▶ _Instruction_
Extract every record, keeping each one exactly as it is.

▶ _Data for this task_
------------------------------
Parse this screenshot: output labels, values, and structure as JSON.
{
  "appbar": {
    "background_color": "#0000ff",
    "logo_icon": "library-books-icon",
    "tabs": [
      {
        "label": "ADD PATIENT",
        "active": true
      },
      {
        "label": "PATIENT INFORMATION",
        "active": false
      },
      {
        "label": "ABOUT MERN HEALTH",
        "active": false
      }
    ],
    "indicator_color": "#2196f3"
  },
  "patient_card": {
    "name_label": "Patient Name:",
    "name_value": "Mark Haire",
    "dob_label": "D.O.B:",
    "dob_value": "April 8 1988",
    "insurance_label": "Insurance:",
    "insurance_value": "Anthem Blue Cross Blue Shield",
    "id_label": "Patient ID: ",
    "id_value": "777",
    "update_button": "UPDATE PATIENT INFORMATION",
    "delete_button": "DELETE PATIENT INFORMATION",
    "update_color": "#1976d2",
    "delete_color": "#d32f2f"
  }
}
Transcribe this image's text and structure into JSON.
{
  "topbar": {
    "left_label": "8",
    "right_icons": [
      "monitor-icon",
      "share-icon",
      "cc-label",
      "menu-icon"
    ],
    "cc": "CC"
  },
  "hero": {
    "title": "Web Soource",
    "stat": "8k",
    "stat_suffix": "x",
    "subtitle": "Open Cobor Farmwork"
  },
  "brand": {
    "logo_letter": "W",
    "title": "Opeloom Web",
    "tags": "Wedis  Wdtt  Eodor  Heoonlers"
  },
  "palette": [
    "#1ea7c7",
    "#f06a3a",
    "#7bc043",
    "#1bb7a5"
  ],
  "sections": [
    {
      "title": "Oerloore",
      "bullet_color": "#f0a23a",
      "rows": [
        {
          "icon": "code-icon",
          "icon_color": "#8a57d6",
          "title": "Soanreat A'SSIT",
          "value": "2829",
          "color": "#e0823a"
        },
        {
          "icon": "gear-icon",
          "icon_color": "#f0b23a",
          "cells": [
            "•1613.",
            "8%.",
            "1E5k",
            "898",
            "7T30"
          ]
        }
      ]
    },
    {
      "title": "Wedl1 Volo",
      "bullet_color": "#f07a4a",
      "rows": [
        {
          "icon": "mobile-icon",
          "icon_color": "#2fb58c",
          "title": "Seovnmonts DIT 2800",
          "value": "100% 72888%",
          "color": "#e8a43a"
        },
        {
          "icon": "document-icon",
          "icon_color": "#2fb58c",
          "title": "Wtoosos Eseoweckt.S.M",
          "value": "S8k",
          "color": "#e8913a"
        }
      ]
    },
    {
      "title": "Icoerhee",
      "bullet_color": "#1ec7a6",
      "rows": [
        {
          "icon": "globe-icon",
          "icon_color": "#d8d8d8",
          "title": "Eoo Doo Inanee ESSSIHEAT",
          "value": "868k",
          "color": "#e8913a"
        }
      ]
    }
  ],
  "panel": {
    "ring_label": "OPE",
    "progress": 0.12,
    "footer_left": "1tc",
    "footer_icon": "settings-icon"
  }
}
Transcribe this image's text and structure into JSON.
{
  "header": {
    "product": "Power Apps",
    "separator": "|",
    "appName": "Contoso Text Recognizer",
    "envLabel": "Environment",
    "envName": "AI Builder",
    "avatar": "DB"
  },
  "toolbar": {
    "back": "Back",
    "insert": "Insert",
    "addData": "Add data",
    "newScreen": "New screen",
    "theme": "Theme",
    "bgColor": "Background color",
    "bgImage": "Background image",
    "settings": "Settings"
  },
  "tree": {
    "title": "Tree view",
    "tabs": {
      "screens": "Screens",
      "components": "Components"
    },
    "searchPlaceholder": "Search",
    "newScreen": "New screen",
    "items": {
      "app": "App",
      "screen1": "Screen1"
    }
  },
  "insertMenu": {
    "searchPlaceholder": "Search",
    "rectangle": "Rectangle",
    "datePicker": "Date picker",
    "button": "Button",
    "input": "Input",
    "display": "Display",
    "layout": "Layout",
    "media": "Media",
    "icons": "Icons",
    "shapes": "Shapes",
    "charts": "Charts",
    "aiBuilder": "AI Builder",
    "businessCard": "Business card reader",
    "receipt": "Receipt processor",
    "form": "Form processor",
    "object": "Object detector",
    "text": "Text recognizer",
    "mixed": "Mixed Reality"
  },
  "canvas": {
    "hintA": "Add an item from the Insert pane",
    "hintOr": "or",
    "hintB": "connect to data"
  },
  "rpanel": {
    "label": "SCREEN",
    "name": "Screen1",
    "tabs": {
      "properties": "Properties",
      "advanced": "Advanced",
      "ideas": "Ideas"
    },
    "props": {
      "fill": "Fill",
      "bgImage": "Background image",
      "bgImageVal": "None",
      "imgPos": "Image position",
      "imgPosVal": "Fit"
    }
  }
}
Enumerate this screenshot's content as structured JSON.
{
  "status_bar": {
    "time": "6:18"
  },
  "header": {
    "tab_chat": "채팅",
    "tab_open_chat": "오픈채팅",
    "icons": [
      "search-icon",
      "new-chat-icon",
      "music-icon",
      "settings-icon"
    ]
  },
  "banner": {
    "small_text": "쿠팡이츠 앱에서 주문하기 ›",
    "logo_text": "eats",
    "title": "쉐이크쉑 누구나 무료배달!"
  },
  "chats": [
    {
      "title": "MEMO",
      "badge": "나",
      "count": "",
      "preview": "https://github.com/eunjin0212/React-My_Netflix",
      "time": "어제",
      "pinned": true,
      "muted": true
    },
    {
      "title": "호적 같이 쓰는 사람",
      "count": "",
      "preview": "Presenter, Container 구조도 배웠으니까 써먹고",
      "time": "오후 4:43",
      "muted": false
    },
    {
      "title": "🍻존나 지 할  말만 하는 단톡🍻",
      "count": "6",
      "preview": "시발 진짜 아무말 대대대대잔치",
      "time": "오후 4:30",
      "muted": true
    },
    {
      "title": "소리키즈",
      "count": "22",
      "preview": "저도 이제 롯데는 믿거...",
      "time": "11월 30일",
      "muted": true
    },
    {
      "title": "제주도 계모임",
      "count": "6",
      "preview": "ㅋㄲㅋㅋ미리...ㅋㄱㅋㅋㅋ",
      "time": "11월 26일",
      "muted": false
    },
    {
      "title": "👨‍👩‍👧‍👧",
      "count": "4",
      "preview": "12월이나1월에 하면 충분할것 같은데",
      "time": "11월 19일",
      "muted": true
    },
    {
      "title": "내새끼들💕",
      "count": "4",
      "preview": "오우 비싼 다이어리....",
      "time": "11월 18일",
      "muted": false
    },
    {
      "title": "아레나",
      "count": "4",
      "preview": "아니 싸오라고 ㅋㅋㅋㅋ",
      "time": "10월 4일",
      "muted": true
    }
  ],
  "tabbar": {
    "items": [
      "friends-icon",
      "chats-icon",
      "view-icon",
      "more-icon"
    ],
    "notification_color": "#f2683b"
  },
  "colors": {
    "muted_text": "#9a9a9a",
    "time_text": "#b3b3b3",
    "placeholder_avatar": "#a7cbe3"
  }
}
------------------------------
▶ _Task solution_
Parse this screenshot: output labels, values, and structure as JSON.
{
  "appbar": {
    "background_color": "#0000ff",
    "logo_icon": "library-books-icon",
    "tabs": [
      {
        "label": "ADD PATIENT",
        "active": true
      },
      {
        "label": "PATIENT INFORMATION",
        "active": false
      },
      {
        "label": "ABOUT MERN HEALTH",
        "active": false
      }
    ],
    "indicator_color": "#2196f3"
  },
  "patient_card": {
    "name_label": "Patient Name:",
    "name_value": "Mark Haire",
    "dob_label": "D.O.B:",
    "dob_value": "April 8 1988",
    "insurance_label": "Insurance:",
    "insurance_value": "Anthem Blue Cross Blue Shield",
    "id_label": "Patient ID: ",
    "id_value": "777",
    "update_button": "UPDATE PATIENT INFORMATION",
    "delete_button": "DELETE PATIENT INFORMATION",
    "update_color": "#1976d2",
    "delete_color": "#d32f2f"
  }
}
Transcribe this image's text and structure into JSON.
{
  "topbar": {
    "left_label": "8",
    "right_icons": [
      "monitor-icon",
      "share-icon",
      "cc-label",
      "menu-icon"
    ],
    "cc": "CC"
  },
  "hero": {
    "title": "Web Soource",
    "stat": "8k",
    "stat_suffix": "x",
    "subtitle": "Open Cobor Farmwork"
  },
  "brand": {
    "logo_letter": "W",
    "title": "Opeloom Web",
    "tags": "Wedis  Wdtt  Eodor  Heoonlers"
  },
  "palette": [
    "#1ea7c7",
    "#f06a3a",
    "#7bc043",
    "#1bb7a5"
  ],
  "sections": [
    {
      "title": "Oerloore",
      "bullet_color": "#f0a23a",
      "rows": [
        {
          "icon": "code-icon",
          "icon_color": "#8a57d6",
          "title": "Soanreat A'SSIT",
          "value": "2829",
          "color": "#e0823a"
        },
        {
          "icon": "gear-icon",
          "icon_color": "#f0b23a",
          "cells": [
            "•1613.",
            "8%.",
            "1E5k",
            "898",
            "7T30"
          ]
        }
      ]
    },
    {
      "title": "Wedl1 Volo",
      "bullet_color": "#f07a4a",
      "rows": [
        {
          "icon": "mobile-icon",
          "icon_color": "#2fb58c",
          "title": "Seovnmonts DIT 2800",
          "value": "100% 72888%",
          "color": "#e8a43a"
        },
        {
          "icon": "document-icon",
          "icon_color": "#2fb58c",
          "title": "Wtoosos Eseoweckt.S.M",
          "value": "S8k",
          "color": "#e8913a"
        }
      ]
    },
    {
      "title": "Icoerhee",
      "bullet_color": "#1ec7a6",
      "rows": [
        {
          "icon": "globe-icon",
          "icon_color": "#d8d8d8",
          "title": "Eoo Doo Inanee ESSSIHEAT",
          "value": "868k",
          "color": "#e8913a"
        }
      ]
    }
  ],
  "panel": {
    "ring_label": "OPE",
    "progress": 0.12,
    "footer_left": "1tc",
    "footer_icon": "settings-icon"
  }
}
Transcribe this image's text and structure into JSON.
{
  "header": {
    "product": "Power Apps",
    "separator": "|",
    "appName": "Contoso Text Recognizer",
    "envLabel": "Environment",
    "envName": "AI Builder",
    "avatar": "DB"
  },
  "toolbar": {
    "back": "Back",
    "insert": "Insert",
    "addData": "Add data",
    "newScreen": "New screen",
    "theme": "Theme",
    "bgColor": "Background color",
    "bgImage": "Background image",
    "settings": "Settings"
  },
  "tree": {
    "title": "Tree view",
    "tabs": {
      "screens": "Screens",
      "components": "Components"
    },
    "searchPlaceholder": "Search",
    "newScreen": "New screen",
    "items": {
      "app": "App",
      "screen1": "Screen1"
    }
  },
  "insertMenu": {
    "searchPlaceholder": "Search",
    "rectangle": "Rectangle",
    "datePicker": "Date picker",
    "button": "Button",
    "input": "Input",
    "display": "Display",
    "layout": "Layout",
    "media": "Media",
    "icons": "Icons",
    "shapes": "Shapes",
    "charts": "Charts",
    "aiBuilder": "AI Builder",
    "businessCard": "Business card reader",
    "receipt": "Receipt processor",
    "form": "Form processor",
    "object": "Object detector",
    "text": "Text recognizer",
    "mixed": "Mixed Reality"
  },
  "canvas": {
    "hintA": "Add an item from the Insert pane",
    "hintOr": "or",
    "hintB": "connect to data"
  },
  "rpanel": {
    "label": "SCREEN",
    "name": "Screen1",
    "tabs": {
      "properties": "Properties",
      "advanced": "Advanced",
      "ideas": "Ideas"
    },
    "props": {
      "fill": "Fill",
      "bgImage": "Background image",
      "bgImageVal": "None",
      "imgPos": "Image position",
      "imgPosVal": "Fit"
    }
  }
}
Enumerate this screenshot's content as structured JSON.
{
  "status_bar": {
    "time": "6:18"
  },
  "header": {
    "tab_chat": "채팅",
    "tab_open_chat": "오픈채팅",
    "icons": [
      "search-icon",
      "new-chat-icon",
      "music-icon",
      "settings-icon"
    ]
  },
  "banner": {
    "small_text": "쿠팡이츠 앱에서 주문하기 ›",
    "logo_text": "eats",
    "title": "쉐이크쉑 누구나 무료배달!"
  },
  "chats": [
    {
      "title": "MEMO",
      "badge": "나",
      "count": "",
      "preview": "https://github.com/eunjin0212/React-My_Netflix",
      "time": "어제",
      "pinned": true,
      "muted": true
    },
    {
      "title": "호적 같이 쓰는 사람",
      "count": "",
      "preview": "Presenter, Container 구조도 배웠으니까 써먹고",
      "time": "오후 4:43",
      "muted": false
    },
    {
      "title": "🍻존나 지 할  말만 하는 단톡🍻",
      "count": "6",
      "preview": "시발 진짜 아무말 대대대대잔치",
      "time": "오후 4:30",
      "muted": true
    },
    {
      "title": "소리키즈",
      "count": "22",
      "preview": "저도 이제 롯데는 믿거...",
      "time": "11월 30일",
      "muted": true
    },
    {
      "title": "제주도 계모임",
      "count": "6",
      "preview": "ㅋㄲㅋㅋ미리...ㅋㄱㅋㅋㅋ",
      "time": "11월 26일",
      "muted": false
    },
    {
      "title": "👨‍👩‍👧‍👧",
      "count": "4",
      "preview": "12월이나1월에 하면 충분할것 같은데",
      "time": "11월 19일",
      "muted": true
    },
    {
      "title": "내새끼들💕",
      "count": "4",
      "preview": "오우 비싼 다이어리....",
      "time": "11월 18일",
      "muted": false
    },
    {
      "title": "아레나",
      "count": "4",
      "preview": "아니 싸오라고 ㅋㅋㅋㅋ",
      "time": "10월 4일",
      "muted": true
    }
  ],
  "tabbar": {
    "items": [
      "friends-icon",
      "chats-icon",
      "view-icon",
      "more-icon"
    ],
    "notification_color": "#f2683b"
  },
  "colors": {
    "muted_text": "#9a9a9a",
    "time_text": "#b3b3b3",
    "placeholder_avatar": "#a7cbe3"
  }
}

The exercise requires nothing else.